• _Data entries_:
================

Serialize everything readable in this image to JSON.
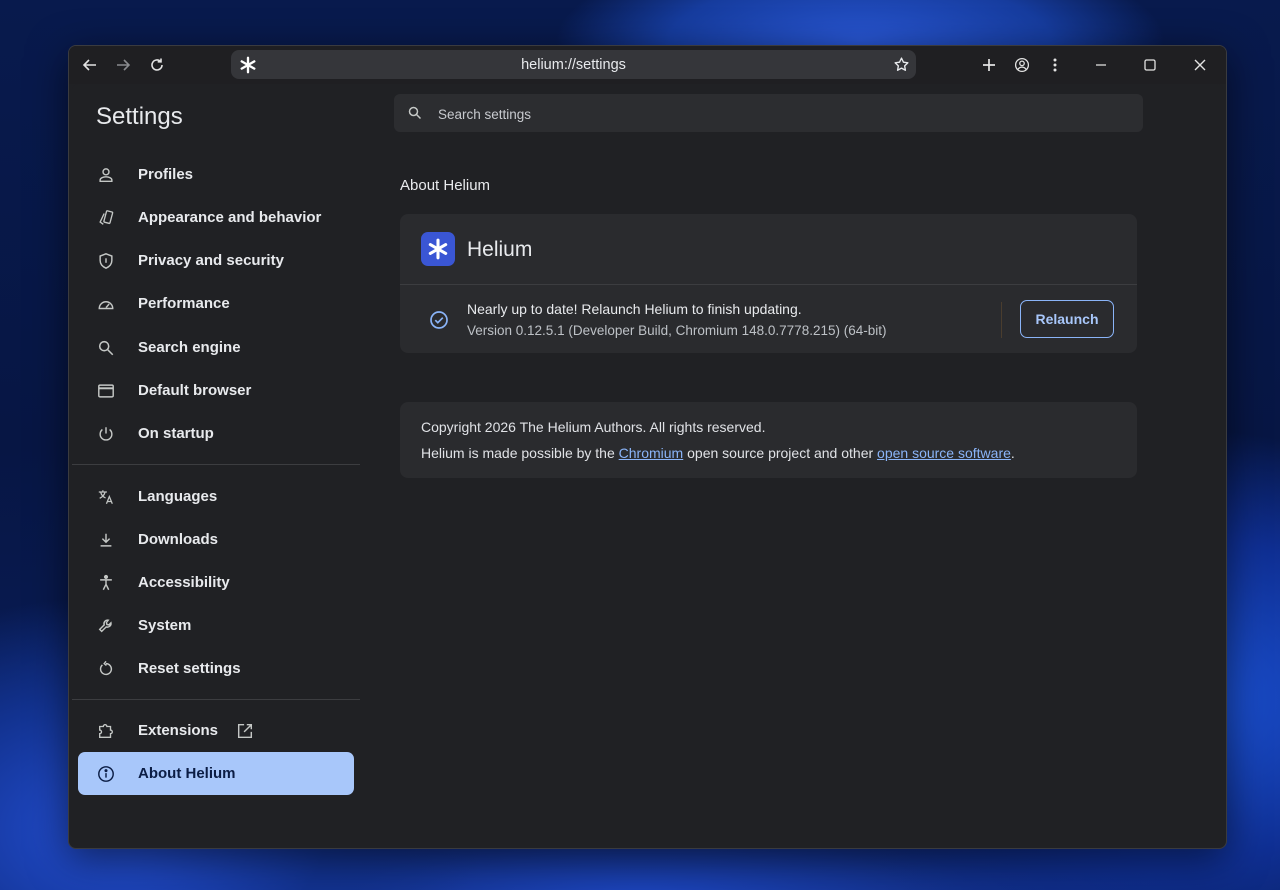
{
  "browser": {
    "url": "helium://settings",
    "back_icon": "arrow-left-icon",
    "forward_icon": "arrow-right-icon",
    "reload_icon": "reload-icon",
    "new_tab_icon": "plus-icon",
    "profile_icon": "account-circle-icon",
    "menu_icon": "kebab-menu-icon"
  },
  "sidebar": {
    "title": "Settings",
    "items": [
      {
        "label": "Profiles",
        "icon": "person-icon"
      },
      {
        "label": "Appearance and behavior",
        "icon": "palette-icon"
      },
      {
        "label": "Privacy and security",
        "icon": "shield-icon"
      },
      {
        "label": "Performance",
        "icon": "speedometer-icon"
      },
      {
        "label": "Search engine",
        "icon": "search-icon"
      },
      {
        "label": "Default browser",
        "icon": "browser-window-icon"
      },
      {
        "label": "On startup",
        "icon": "power-icon"
      },
      {
        "label": "Languages",
        "icon": "translate-icon"
      },
      {
        "label": "Downloads",
        "icon": "download-icon"
      },
      {
        "label": "Accessibility",
        "icon": "accessibility-icon"
      },
      {
        "label": "System",
        "icon": "wrench-icon"
      },
      {
        "label": "Reset settings",
        "icon": "reset-icon"
      },
      {
        "label": "Extensions",
        "icon": "puzzle-icon"
      },
      {
        "label": "About Helium",
        "icon": "info-icon",
        "active": true
      }
    ]
  },
  "search": {
    "placeholder": "Search settings"
  },
  "about": {
    "section_title": "About Helium",
    "app_name": "Helium",
    "status": "Nearly up to date! Relaunch Helium to finish updating.",
    "version": "Version 0.12.5.1 (Developer Build, Chromium 148.0.7778.215) (64-bit)",
    "relaunch_label": "Relaunch",
    "copyright": "Copyright 2026 The Helium Authors. All rights reserved.",
    "made_prefix": "Helium is made possible by the ",
    "chromium_link": "Chromium",
    "made_middle": " open source project and other ",
    "oss_link": "open source software",
    "made_suffix": "."
  },
  "colors": {
    "accent": "#a8c7fa",
    "link": "#8ab4f8",
    "background": "#202124",
    "logo": "#3a56d4"
  }
}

================

• _Your task_: Retype each record exactly as it stands, but do not include the pictures.

• _Output_:
Serialize everything readable in this image to JSON.
{
  "browser": {
    "url": "helium://settings",
    "back_icon": "arrow-left-icon",
    "forward_icon": "arrow-right-icon",
    "reload_icon": "reload-icon",
    "new_tab_icon": "plus-icon",
    "profile_icon": "account-circle-icon",
    "menu_icon": "kebab-menu-icon"
  },
  "sidebar": {
    "title": "Settings",
    "items": [
      {
        "label": "Profiles",
        "icon": "person-icon"
      },
      {
        "label": "Appearance and behavior",
        "icon": "palette-icon"
      },
      {
        "label": "Privacy and security",
        "icon": "shield-icon"
      },
      {
        "label": "Performance",
        "icon": "speedometer-icon"
      },
      {
        "label": "Search engine",
        "icon": "search-icon"
      },
      {
        "label": "Default browser",
        "icon": "browser-window-icon"
      },
      {
        "label": "On startup",
        "icon": "power-icon"
      },
      {
        "label": "Languages",
        "icon": "translate-icon"
      },
      {
        "label": "Downloads",
        "icon": "download-icon"
      },
      {
        "label": "Accessibility",
        "icon": "accessibility-icon"
      },
      {
        "label": "System",
        "icon": "wrench-icon"
      },
      {
        "label": "Reset settings",
        "icon": "reset-icon"
      },
      {
        "label": "Extensions",
        "icon": "puzzle-icon"
      },
      {
        "label": "About Helium",
        "icon": "info-icon",
        "active": true
      }
    ]
  },
  "search": {
    "placeholder": "Search settings"
  },
  "about": {
    "section_title": "About Helium",
    "app_name": "Helium",
    "status": "Nearly up to date! Relaunch Helium to finish updating.",
    "version": "Version 0.12.5.1 (Developer Build, Chromium 148.0.7778.215) (64-bit)",
    "relaunch_label": "Relaunch",
    "copyright": "Copyright 2026 The Helium Authors. All rights reserved.",
    "made_prefix": "Helium is made possible by the ",
    "chromium_link": "Chromium",
    "made_middle": " open source project and other ",
    "oss_link": "open source software",
    "made_suffix": "."
  },
  "colors": {
    "accent": "#a8c7fa",
    "link": "#8ab4f8",
    "background": "#202124",
    "logo": "#3a56d4"
  }
}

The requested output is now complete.